• **AIM OF THE EXERCISE**
Return the complete listing that follows, with each line reproduced exactly.

[A block of data]
((
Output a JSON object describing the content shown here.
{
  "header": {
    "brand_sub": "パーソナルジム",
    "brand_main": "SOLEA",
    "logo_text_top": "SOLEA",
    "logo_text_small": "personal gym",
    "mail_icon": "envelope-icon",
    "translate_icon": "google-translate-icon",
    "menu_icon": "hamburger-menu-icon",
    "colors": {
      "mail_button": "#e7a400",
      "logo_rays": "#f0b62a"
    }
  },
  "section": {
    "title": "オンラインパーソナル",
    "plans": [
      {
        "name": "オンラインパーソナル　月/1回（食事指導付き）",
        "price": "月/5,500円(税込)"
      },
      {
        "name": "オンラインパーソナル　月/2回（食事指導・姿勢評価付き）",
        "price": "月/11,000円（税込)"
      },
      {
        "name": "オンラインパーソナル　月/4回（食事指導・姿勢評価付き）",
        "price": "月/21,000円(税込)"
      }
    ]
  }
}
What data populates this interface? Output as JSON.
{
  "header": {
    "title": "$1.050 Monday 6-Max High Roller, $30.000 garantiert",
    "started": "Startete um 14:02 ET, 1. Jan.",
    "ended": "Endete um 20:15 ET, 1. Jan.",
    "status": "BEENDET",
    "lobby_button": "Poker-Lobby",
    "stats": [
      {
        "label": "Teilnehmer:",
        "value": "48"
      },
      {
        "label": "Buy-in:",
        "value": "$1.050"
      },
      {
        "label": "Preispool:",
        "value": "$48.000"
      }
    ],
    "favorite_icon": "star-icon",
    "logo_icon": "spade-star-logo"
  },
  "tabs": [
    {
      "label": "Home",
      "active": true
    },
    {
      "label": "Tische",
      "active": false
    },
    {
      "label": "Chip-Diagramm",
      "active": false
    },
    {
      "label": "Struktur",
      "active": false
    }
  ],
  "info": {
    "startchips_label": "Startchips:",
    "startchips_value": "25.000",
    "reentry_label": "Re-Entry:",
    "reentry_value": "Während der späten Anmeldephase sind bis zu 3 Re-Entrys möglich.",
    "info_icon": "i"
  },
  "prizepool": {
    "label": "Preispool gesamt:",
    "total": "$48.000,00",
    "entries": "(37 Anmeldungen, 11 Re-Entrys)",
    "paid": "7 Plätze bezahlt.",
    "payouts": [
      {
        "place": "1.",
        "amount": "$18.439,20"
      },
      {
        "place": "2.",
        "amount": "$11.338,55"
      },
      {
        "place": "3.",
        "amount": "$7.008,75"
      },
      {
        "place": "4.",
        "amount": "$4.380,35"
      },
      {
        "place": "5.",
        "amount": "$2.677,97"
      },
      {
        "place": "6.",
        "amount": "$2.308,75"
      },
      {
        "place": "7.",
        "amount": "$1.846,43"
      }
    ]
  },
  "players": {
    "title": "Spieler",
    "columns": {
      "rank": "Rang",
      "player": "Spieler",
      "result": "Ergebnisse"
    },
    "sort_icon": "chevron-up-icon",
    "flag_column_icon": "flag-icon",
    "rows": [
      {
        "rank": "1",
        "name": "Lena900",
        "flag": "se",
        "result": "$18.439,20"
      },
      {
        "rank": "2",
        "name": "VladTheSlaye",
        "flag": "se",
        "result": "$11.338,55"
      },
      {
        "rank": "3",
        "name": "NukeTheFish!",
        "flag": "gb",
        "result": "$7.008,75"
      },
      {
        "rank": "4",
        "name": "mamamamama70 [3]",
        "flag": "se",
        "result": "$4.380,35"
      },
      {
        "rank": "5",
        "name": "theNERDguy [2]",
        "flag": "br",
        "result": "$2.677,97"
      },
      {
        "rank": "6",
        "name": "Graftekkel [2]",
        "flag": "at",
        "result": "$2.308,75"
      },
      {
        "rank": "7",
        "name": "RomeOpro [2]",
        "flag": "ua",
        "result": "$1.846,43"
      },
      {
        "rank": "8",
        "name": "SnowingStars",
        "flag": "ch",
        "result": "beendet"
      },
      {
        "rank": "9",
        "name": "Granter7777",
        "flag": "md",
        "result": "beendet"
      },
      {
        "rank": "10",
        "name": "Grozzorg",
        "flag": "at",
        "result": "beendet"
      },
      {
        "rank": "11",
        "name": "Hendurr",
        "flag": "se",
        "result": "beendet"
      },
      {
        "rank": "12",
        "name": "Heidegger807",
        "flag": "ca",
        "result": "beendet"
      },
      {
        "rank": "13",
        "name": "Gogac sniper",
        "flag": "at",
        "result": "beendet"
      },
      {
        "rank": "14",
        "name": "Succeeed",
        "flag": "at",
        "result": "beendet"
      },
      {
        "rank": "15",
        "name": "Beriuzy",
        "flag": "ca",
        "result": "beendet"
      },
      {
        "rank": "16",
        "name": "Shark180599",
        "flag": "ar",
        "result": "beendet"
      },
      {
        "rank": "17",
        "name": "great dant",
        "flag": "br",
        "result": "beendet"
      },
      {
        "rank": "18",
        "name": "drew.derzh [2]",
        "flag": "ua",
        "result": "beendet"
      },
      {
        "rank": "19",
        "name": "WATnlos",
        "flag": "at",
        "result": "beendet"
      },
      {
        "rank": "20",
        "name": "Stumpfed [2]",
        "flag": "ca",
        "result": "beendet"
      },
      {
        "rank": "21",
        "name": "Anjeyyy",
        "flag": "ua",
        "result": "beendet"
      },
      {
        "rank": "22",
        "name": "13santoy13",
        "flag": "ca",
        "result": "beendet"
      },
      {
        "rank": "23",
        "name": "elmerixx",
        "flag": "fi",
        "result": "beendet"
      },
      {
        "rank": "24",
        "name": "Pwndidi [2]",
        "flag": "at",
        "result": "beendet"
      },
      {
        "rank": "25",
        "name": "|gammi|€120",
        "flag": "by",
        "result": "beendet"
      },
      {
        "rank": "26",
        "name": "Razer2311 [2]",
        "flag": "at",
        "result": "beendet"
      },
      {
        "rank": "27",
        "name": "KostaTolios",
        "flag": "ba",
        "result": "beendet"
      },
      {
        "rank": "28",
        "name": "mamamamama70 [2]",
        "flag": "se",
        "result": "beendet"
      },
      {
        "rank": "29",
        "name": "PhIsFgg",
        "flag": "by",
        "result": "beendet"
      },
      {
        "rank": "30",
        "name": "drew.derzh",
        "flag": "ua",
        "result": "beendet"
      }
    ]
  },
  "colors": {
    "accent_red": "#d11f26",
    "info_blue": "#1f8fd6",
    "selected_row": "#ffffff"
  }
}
))
• **TASK SOLUTION**
Output a JSON object describing the content shown here.
{
  "header": {
    "brand_sub": "パーソナルジム",
    "brand_main": "SOLEA",
    "logo_text_top": "SOLEA",
    "logo_text_small": "personal gym",
    "mail_icon": "envelope-icon",
    "translate_icon": "google-translate-icon",
    "menu_icon": "hamburger-menu-icon",
    "colors": {
      "mail_button": "#e7a400",
      "logo_rays": "#f0b62a"
    }
  },
  "section": {
    "title": "オンラインパーソナル",
    "plans": [
      {
        "name": "オンラインパーソナル　月/1回（食事指導付き）",
        "price": "月/5,500円(税込)"
      },
      {
        "name": "オンラインパーソナル　月/2回（食事指導・姿勢評価付き）",
        "price": "月/11,000円（税込)"
      },
      {
        "name": "オンラインパーソナル　月/4回（食事指導・姿勢評価付き）",
        "price": "月/21,000円(税込)"
      }
    ]
  }
}
What data populates this interface? Output as JSON.
{
  "header": {
    "title": "$1.050 Monday 6-Max High Roller, $30.000 garantiert",
    "started": "Startete um 14:02 ET, 1. Jan.",
    "ended": "Endete um 20:15 ET, 1. Jan.",
    "status": "BEENDET",
    "lobby_button": "Poker-Lobby",
    "stats": [
      {
        "label": "Teilnehmer:",
        "value": "48"
      },
      {
        "label": "Buy-in:",
        "value": "$1.050"
      },
      {
        "label": "Preispool:",
        "value": "$48.000"
      }
    ],
    "favorite_icon": "star-icon",
    "logo_icon": "spade-star-logo"
  },
  "tabs": [
    {
      "label": "Home",
      "active": true
    },
    {
      "label": "Tische",
      "active": false
    },
    {
      "label": "Chip-Diagramm",
      "active": false
    },
    {
      "label": "Struktur",
      "active": false
    }
  ],
  "info": {
    "startchips_label": "Startchips:",
    "startchips_value": "25.000",
    "reentry_label": "Re-Entry:",
    "reentry_value": "Während der späten Anmeldephase sind bis zu 3 Re-Entrys möglich.",
    "info_icon": "i"
  },
  "prizepool": {
    "label": "Preispool gesamt:",
    "total": "$48.000,00",
    "entries": "(37 Anmeldungen, 11 Re-Entrys)",
    "paid": "7 Plätze bezahlt.",
    "payouts": [
      {
        "place": "1.",
        "amount": "$18.439,20"
      },
      {
        "place": "2.",
        "amount": "$11.338,55"
      },
      {
        "place": "3.",
        "amount": "$7.008,75"
      },
      {
        "place": "4.",
        "amount": "$4.380,35"
      },
      {
        "place": "5.",
        "amount": "$2.677,97"
      },
      {
        "place": "6.",
        "amount": "$2.308,75"
      },
      {
        "place": "7.",
        "amount": "$1.846,43"
      }
    ]
  },
  "players": {
    "title": "Spieler",
    "columns": {
      "rank": "Rang",
      "player": "Spieler",
      "result": "Ergebnisse"
    },
    "sort_icon": "chevron-up-icon",
    "flag_column_icon": "flag-icon",
    "rows": [
      {
        "rank": "1",
        "name": "Lena900",
        "flag": "se",
        "result": "$18.439,20"
      },
      {
        "rank": "2",
        "name": "VladTheSlaye",
        "flag": "se",
        "result": "$11.338,55"
      },
      {
        "rank": "3",
        "name": "NukeTheFish!",
        "flag": "gb",
        "result": "$7.008,75"
      },
      {
        "rank": "4",
        "name": "mamamamama70 [3]",
        "flag": "se",
        "result": "$4.380,35"
      },
      {
        "rank": "5",
        "name": "theNERDguy [2]",
        "flag": "br",
        "result": "$2.677,97"
      },
      {
        "rank": "6",
        "name": "Graftekkel [2]",
        "flag": "at",
        "result": "$2.308,75"
      },
      {
        "rank": "7",
        "name": "RomeOpro [2]",
        "flag": "ua",
        "result": "$1.846,43"
      },
      {
        "rank": "8",
        "name": "SnowingStars",
        "flag": "ch",
        "result": "beendet"
      },
      {
        "rank": "9",
        "name": "Granter7777",
        "flag": "md",
        "result": "beendet"
      },
      {
        "rank": "10",
        "name": "Grozzorg",
        "flag": "at",
        "result": "beendet"
      },
      {
        "rank": "11",
        "name": "Hendurr",
        "flag": "se",
        "result": "beendet"
      },
      {
        "rank": "12",
        "name": "Heidegger807",
        "flag": "ca",
        "result": "beendet"
      },
      {
        "rank": "13",
        "name": "Gogac sniper",
        "flag": "at",
        "result": "beendet"
      },
      {
        "rank": "14",
        "name": "Succeeed",
        "flag": "at",
        "result": "beendet"
      },
      {
        "rank": "15",
        "name": "Beriuzy",
        "flag": "ca",
        "result": "beendet"
      },
      {
        "rank": "16",
        "name": "Shark180599",
        "flag": "ar",
        "result": "beendet"
      },
      {
        "rank": "17",
        "name": "great dant",
        "flag": "br",
        "result": "beendet"
      },
      {
        "rank": "18",
        "name": "drew.derzh [2]",
        "flag": "ua",
        "result": "beendet"
      },
      {
        "rank": "19",
        "name": "WATnlos",
        "flag": "at",
        "result": "beendet"
      },
      {
        "rank": "20",
        "name": "Stumpfed [2]",
        "flag": "ca",
        "result": "beendet"
      },
      {
        "rank": "21",
        "name": "Anjeyyy",
        "flag": "ua",
        "result": "beendet"
      },
      {
        "rank": "22",
        "name": "13santoy13",
        "flag": "ca",
        "result": "beendet"
      },
      {
        "rank": "23",
        "name": "elmerixx",
        "flag": "fi",
        "result": "beendet"
      },
      {
        "rank": "24",
        "name": "Pwndidi [2]",
        "flag": "at",
        "result": "beendet"
      },
      {
        "rank": "25",
        "name": "|gammi|€120",
        "flag": "by",
        "result": "beendet"
      },
      {
        "rank": "26",
        "name": "Razer2311 [2]",
        "flag": "at",
        "result": "beendet"
      },
      {
        "rank": "27",
        "name": "KostaTolios",
        "flag": "ba",
        "result": "beendet"
      },
      {
        "rank": "28",
        "name": "mamamamama70 [2]",
        "flag": "se",
        "result": "beendet"
      },
      {
        "rank": "29",
        "name": "PhIsFgg",
        "flag": "by",
        "result": "beendet"
      },
      {
        "rank": "30",
        "name": "drew.derzh",
        "flag": "ua",
        "result": "beendet"
      }
    ]
  },
  "colors": {
    "accent_red": "#d11f26",
    "info_blue": "#1f8fd6",
    "selected_row": "#ffffff"
  }
}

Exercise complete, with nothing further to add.